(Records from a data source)
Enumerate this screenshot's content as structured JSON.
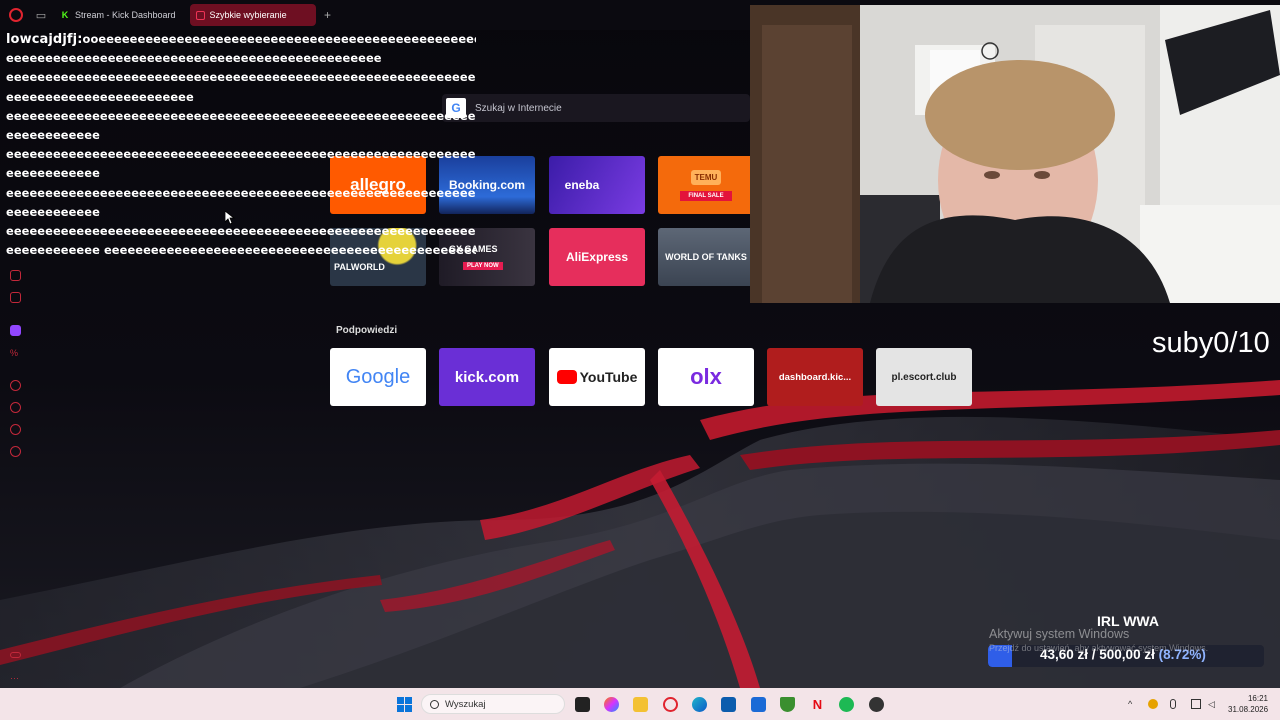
{
  "tabs": [
    {
      "label": "Stream - Kick Dashboard",
      "favicon": "K"
    },
    {
      "label": "Szybkie wybieranie",
      "active": true
    }
  ],
  "chat": {
    "username": "lowcajdjfj:",
    "lines": [
      "ooeeeeeeeeeeeeeeeeeeeeeeeeeeeeeeeeeeeeeeeeeeeeeeeeeeeeeeeeeeeeee",
      "eeeeeeeeeeeeeeeeeeeeeeeeeeeeeeeeeeeeeeeeeeeeeeee",
      "eeeeeeeeeeeeeeeeeeeeeeeeeeeeeeeeeeeeeeeeeeeeeeeeeeeeeeeeeeeeeeeeeeeeeeeeeeee",
      "eeeeeeeeeeeeeeeeeeeeeeee",
      "eeeeeeeeeeeeeeeeeeeeeeeeeeeeeeeeeeeeeeeeeeeeeeeeeeeeeeeeeeeeeeeeeeeeeeeeeeee",
      "eeeeeeeeeeee",
      "eeeeeeeeeeeeeeeeeeeeeeeeeeeeeeeeeeeeeeeeeeeeeeeeeeeeeeeeeeeeeeeeeeeeeeeeeeee",
      "eeeeeeeeeeee",
      "eeeeeeeeeeeeeeeeeeeeeeeeeeeeeeeeeeeeeeeeeeeeeeeeeeeeeeeeeeeeeeeeeeeeeeeeeeee",
      "eeeeeeeeeeee",
      "eeeeeeeeeeeeeeeeeeeeeeeeeeeeeeeeeeeeeeeeeeeeeeeeeeeeeeeeeeeeeeeeeeeeeeeeeeee",
      "eeeeeeeeeeee eeeeeeeeeeeeeeeeeeeeeeeeeeeeeeeeeeeeeeeeeeeeeeeeeeeeeeeeeeeeeee"
    ]
  },
  "search": {
    "placeholder": "Szukaj w Internecie"
  },
  "speed_dials": [
    {
      "label": "allegro",
      "color": "#ff5a00"
    },
    {
      "label": "Booking.com",
      "color": "#1a3f9c"
    },
    {
      "label": "eneba",
      "color": "#5b2bd1"
    },
    {
      "label": "TEMU",
      "sub": "FINAL SALE",
      "color": "#f46a0c"
    },
    {
      "label": "PALWORLD",
      "color": "#2a3646"
    },
    {
      "label": "GX GAMES",
      "sub": "PLAY NOW",
      "color": "#2b2533"
    },
    {
      "label": "AliExpress",
      "color": "#e62e5c"
    },
    {
      "label": "WORLD OF TANKS",
      "color": "#4b5564"
    }
  ],
  "hints_label": "Podpowiedzi",
  "hints": [
    {
      "label": "Google",
      "color": "#ffffff"
    },
    {
      "label": "kick.com",
      "color": "#6a2fd6"
    },
    {
      "label": "YouTube",
      "color": "#ffffff"
    },
    {
      "label": "olx",
      "color": "#ffffff"
    },
    {
      "label": "dashboard.kic...",
      "color": "#b01d1d"
    },
    {
      "label": "pl.escort.club",
      "color": "#e4e4e4"
    }
  ],
  "overlay": {
    "subs": "suby0/10",
    "goal_title": "IRL WWA",
    "goal_amount": "43,60 zł / 500,00 zł",
    "goal_percent": "(8.72%)",
    "goal_fraction": 0.0872,
    "activate_title": "Aktywuj system Windows",
    "activate_sub": "Przejdź do ustawień, aby aktywować system Windows."
  },
  "taskbar": {
    "search_placeholder": "Wyszukaj",
    "time": "16:21",
    "date": "31.08.2026"
  },
  "colors": {
    "accent": "#d01f33",
    "kick_green": "#53fc18"
  }
}
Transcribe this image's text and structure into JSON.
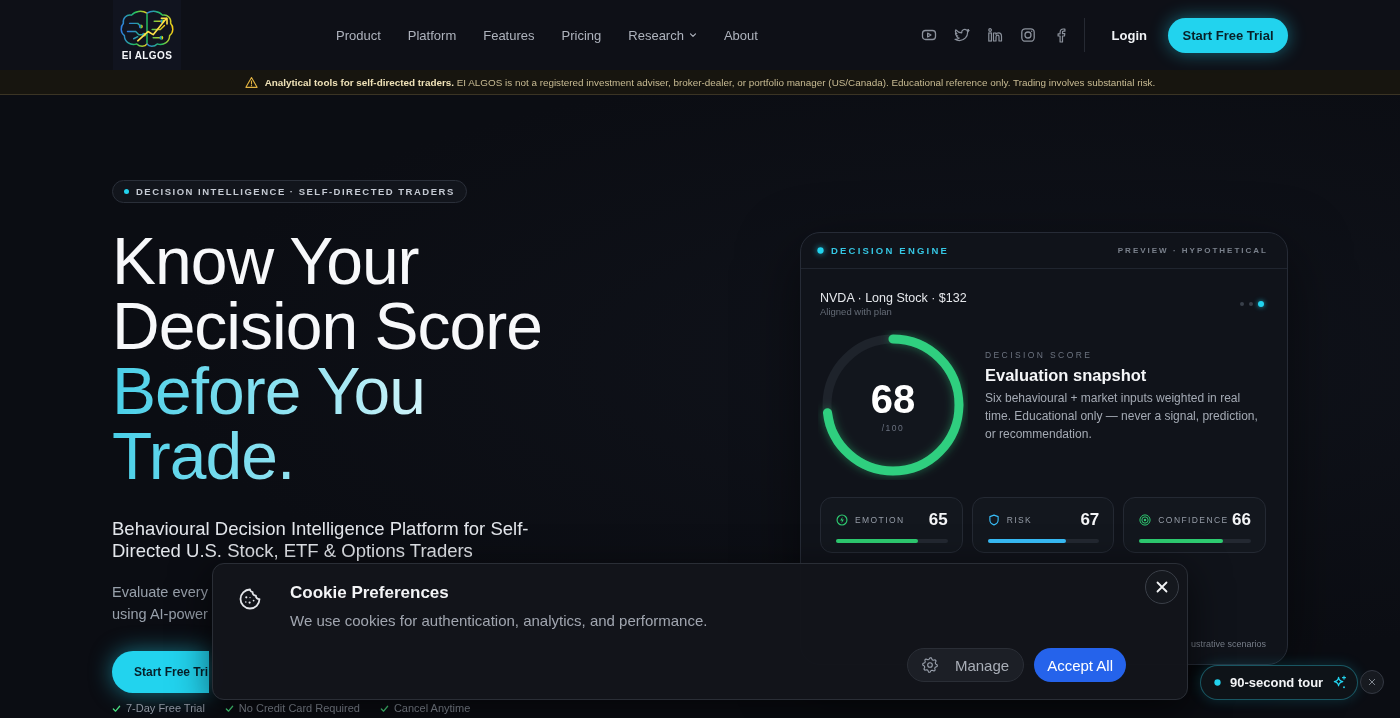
{
  "header": {
    "logo": "EI ALGOS",
    "nav": [
      {
        "label": "Product",
        "has_menu": false
      },
      {
        "label": "Platform",
        "has_menu": false
      },
      {
        "label": "Features",
        "has_menu": false
      },
      {
        "label": "Pricing",
        "has_menu": false
      },
      {
        "label": "Research",
        "has_menu": true
      },
      {
        "label": "About",
        "has_menu": false
      }
    ],
    "login": "Login",
    "cta": "Start Free Trial"
  },
  "disclaimer": "**Analytical tools for self-directed traders.** EI ALGOS is not a registered investment adviser, broker-dealer, or portfolio manager (US/Canada). Educational reference only. Trading involves substantial risk.",
  "hero": {
    "tag": "DECISION INTELLIGENCE · SELF-DIRECTED TRADERS",
    "heading": "Know Your Decision Score",
    "heading_highlight": "Before You Trade.",
    "subtitle": "Behavioural Decision Intelligence Platform for Self-Directed U.S. Stock, ETF & Options Traders",
    "intro": [
      "Evaluate every",
      "using AI-power"
    ],
    "cta": "Start Free Tri",
    "perks": [
      "7-Day Free Trial",
      "No Credit Card Required",
      "Cancel Anytime"
    ]
  },
  "decision_engine": {
    "title": "DECISION ENGINE",
    "tag": "PREVIEW · HYPOTHETICAL",
    "trade": "NVDA · Long Stock · $132",
    "status": "Aligned with plan",
    "slides": [
      {
        "selected": false
      },
      {
        "selected": false
      },
      {
        "selected": true
      }
    ],
    "score": {
      "value": "68",
      "max": "/100",
      "level": 0.73
    },
    "score_label": "DECISION SCORE",
    "score_heading": "Evaluation snapshot",
    "score_description": "Six behavioural + market inputs weighted in real time. Educational only — never a signal, prediction, or recommendation.",
    "metrics": [
      {
        "kind": "emotion",
        "label": "EMOTION",
        "value": "65",
        "level": 0.73,
        "color": "#2ecc71"
      },
      {
        "kind": "risk",
        "label": "RISK",
        "value": "67",
        "level": 0.7,
        "color": "#38bdf8"
      },
      {
        "kind": "confidence",
        "label": "CONFIDENCE",
        "value": "66",
        "level": 0.75,
        "color": "#2ecc71"
      }
    ],
    "footnote": "ustrative scenarios"
  },
  "cookie_banner": {
    "title": "Cookie Preferences",
    "message": "We use cookies for authentication, analytics, and performance.",
    "buttons": [
      {
        "label": "Manage",
        "kind": "secondary"
      },
      {
        "label": "Accept All",
        "kind": "primary"
      }
    ]
  },
  "tour": {
    "label": "90-second tour"
  }
}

▶ [EXERCISE DESCRIPTION]: For the string "ALGOS", count the lines of the entries above that include it; answer with the number only.

▶ [EXPECTED ANSWER]: 2